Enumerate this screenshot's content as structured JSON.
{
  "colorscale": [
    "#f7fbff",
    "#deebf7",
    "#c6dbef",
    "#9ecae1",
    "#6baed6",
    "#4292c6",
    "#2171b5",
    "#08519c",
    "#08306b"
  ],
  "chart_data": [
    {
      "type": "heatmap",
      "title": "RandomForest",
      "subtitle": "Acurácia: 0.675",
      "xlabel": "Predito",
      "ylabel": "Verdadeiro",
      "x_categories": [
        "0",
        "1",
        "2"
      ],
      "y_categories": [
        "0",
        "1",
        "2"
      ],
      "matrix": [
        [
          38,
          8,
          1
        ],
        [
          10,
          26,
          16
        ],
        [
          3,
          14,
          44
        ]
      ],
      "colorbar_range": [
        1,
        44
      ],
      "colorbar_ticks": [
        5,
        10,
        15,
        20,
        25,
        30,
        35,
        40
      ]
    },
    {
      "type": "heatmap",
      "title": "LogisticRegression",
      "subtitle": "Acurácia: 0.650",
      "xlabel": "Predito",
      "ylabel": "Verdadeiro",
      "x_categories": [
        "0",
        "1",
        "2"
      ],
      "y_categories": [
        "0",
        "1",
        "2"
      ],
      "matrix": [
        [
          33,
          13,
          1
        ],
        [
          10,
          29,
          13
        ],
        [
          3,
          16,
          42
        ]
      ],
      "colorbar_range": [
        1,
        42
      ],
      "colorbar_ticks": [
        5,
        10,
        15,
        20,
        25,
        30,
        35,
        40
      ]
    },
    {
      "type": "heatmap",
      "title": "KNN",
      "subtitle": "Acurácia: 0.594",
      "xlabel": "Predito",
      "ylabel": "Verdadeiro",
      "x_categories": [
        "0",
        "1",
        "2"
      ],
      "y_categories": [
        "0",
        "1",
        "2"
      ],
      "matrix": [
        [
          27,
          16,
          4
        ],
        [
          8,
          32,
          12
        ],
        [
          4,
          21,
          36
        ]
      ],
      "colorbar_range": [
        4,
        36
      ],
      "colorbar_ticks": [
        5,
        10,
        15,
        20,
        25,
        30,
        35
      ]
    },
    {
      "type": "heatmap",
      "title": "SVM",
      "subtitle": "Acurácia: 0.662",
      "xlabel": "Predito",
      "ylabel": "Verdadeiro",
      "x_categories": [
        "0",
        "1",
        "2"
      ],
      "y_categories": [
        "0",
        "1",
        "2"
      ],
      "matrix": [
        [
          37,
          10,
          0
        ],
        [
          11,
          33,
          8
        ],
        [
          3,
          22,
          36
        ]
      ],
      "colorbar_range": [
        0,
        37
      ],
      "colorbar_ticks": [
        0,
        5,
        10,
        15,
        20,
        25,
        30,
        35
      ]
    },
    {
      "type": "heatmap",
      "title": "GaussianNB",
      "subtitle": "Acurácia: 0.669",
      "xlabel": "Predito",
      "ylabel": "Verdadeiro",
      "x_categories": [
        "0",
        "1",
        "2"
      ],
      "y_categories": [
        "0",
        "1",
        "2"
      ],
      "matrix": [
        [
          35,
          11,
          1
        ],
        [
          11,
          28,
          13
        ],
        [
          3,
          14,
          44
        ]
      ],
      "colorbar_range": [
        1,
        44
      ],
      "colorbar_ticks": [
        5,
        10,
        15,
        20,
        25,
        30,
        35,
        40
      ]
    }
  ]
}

● ● ● ●

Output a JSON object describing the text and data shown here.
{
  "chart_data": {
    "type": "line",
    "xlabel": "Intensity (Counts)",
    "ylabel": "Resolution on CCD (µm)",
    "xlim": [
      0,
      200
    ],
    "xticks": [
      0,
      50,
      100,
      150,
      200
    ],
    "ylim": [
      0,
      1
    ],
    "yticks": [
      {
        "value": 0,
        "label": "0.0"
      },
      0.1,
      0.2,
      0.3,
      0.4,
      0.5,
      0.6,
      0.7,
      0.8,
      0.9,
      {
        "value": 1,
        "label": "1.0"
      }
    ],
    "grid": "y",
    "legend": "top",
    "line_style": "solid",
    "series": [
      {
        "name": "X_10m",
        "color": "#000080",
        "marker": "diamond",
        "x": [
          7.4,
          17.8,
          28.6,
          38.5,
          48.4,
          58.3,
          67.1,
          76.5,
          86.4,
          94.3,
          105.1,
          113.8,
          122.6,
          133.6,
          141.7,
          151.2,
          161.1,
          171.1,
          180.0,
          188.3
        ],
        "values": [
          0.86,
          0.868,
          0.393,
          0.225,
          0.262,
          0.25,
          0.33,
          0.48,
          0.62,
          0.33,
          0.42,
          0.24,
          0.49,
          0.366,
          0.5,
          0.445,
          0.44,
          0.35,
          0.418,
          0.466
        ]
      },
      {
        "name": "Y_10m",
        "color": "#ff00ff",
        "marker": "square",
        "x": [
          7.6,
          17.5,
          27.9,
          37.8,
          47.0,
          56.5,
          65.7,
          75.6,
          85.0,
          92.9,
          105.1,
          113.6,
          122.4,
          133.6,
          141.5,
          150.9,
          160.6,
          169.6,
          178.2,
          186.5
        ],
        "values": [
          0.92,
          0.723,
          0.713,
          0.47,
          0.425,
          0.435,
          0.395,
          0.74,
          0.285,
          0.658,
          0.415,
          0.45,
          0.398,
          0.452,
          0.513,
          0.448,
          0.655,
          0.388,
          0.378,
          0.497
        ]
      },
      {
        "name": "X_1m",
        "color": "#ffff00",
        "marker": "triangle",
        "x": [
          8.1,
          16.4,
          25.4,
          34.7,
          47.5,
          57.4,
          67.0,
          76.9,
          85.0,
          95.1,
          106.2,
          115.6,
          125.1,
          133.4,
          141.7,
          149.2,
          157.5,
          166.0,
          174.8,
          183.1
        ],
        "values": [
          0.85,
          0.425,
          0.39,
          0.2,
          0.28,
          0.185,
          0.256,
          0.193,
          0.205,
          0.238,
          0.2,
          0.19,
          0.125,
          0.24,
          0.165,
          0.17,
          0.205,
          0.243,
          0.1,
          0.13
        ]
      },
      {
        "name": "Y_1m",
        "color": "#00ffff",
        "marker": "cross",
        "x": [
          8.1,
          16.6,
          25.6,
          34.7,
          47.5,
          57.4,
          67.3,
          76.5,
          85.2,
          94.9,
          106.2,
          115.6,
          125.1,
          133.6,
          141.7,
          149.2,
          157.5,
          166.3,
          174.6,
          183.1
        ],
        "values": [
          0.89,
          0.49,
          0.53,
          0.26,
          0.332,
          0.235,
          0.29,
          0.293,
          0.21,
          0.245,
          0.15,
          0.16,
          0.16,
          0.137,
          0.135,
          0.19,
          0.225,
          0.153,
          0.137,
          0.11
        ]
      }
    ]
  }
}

● ● ● ●

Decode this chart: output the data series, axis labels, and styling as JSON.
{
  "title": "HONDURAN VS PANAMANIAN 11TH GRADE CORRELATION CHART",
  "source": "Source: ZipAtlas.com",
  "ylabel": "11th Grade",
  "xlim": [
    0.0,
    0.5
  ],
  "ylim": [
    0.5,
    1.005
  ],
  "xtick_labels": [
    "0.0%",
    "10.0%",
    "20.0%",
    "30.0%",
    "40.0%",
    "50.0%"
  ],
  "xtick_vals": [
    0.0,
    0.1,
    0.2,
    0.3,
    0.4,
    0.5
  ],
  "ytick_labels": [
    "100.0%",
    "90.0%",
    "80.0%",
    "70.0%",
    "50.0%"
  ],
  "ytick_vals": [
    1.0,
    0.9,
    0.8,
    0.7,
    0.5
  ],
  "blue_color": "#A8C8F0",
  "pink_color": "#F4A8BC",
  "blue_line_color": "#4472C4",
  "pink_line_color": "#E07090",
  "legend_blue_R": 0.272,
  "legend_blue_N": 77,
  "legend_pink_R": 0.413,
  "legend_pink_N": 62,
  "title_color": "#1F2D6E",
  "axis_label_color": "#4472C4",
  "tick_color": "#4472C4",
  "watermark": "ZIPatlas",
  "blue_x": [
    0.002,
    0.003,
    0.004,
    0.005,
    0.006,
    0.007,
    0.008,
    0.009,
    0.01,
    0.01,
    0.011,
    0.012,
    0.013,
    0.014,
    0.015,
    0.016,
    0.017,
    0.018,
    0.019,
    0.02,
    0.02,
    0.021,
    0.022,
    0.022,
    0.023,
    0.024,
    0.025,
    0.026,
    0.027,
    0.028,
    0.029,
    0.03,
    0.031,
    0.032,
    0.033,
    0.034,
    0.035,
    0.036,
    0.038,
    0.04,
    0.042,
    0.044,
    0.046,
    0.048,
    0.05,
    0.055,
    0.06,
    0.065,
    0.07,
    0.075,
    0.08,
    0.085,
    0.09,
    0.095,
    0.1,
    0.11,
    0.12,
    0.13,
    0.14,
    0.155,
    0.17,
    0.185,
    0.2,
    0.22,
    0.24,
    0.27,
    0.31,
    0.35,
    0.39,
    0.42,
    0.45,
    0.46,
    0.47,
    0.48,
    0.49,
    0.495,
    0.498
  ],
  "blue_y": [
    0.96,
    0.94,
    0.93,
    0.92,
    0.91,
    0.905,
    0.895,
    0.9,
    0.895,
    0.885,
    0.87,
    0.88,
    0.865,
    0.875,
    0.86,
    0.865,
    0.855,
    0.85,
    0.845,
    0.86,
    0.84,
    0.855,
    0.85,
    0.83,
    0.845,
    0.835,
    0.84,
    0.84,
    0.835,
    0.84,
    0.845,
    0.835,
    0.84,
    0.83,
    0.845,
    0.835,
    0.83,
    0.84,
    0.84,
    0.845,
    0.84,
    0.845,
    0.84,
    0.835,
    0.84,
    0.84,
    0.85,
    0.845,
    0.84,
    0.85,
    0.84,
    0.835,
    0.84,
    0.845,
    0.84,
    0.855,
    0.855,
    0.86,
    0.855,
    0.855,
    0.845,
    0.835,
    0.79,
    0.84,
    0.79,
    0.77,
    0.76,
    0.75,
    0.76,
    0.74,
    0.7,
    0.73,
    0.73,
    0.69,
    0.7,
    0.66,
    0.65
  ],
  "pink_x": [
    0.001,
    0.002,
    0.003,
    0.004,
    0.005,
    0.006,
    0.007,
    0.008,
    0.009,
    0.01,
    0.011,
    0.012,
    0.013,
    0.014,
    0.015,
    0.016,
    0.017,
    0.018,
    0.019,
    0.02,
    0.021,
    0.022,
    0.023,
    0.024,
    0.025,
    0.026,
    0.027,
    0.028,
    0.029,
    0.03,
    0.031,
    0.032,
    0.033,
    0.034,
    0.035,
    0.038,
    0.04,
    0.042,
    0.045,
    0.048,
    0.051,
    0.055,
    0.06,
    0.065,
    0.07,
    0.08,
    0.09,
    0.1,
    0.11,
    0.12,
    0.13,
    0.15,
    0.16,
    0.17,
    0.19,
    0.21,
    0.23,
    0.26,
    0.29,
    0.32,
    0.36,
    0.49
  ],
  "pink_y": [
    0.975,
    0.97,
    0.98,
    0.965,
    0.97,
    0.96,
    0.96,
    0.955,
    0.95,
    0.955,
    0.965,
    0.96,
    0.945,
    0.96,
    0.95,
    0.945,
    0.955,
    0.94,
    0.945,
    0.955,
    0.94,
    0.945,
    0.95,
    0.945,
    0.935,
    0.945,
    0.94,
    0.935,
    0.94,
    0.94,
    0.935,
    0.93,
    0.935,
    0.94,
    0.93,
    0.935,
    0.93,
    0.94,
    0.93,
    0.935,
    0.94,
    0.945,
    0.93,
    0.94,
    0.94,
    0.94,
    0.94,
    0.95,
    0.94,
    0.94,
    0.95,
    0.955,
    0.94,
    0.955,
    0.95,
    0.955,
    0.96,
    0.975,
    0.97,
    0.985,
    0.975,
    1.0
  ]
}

● ● ● ●

** Aim **
Within the material above, find the lines that contain the word "marker"; copy them.

** Finished task **
        "marker": "diamond",
        "marker": "square",
        "marker": "triangle",
        "marker": "cross",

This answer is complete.